• **What you will do**
Only a number is wanted: the count of lines in this listing that contain "Papertrans".

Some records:
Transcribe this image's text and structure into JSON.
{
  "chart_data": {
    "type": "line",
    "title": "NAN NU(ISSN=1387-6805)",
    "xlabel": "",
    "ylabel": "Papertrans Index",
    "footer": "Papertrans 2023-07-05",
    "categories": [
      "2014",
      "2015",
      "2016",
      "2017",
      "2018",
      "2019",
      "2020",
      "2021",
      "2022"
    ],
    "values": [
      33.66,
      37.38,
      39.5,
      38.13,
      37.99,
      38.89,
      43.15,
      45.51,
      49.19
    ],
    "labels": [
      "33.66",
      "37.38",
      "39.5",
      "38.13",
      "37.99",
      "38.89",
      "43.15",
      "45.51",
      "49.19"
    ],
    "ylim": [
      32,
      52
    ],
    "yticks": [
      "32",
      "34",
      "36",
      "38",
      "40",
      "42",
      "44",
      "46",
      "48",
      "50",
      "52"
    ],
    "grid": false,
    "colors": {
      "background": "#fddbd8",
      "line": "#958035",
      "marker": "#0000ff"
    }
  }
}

• **Exercise result**
2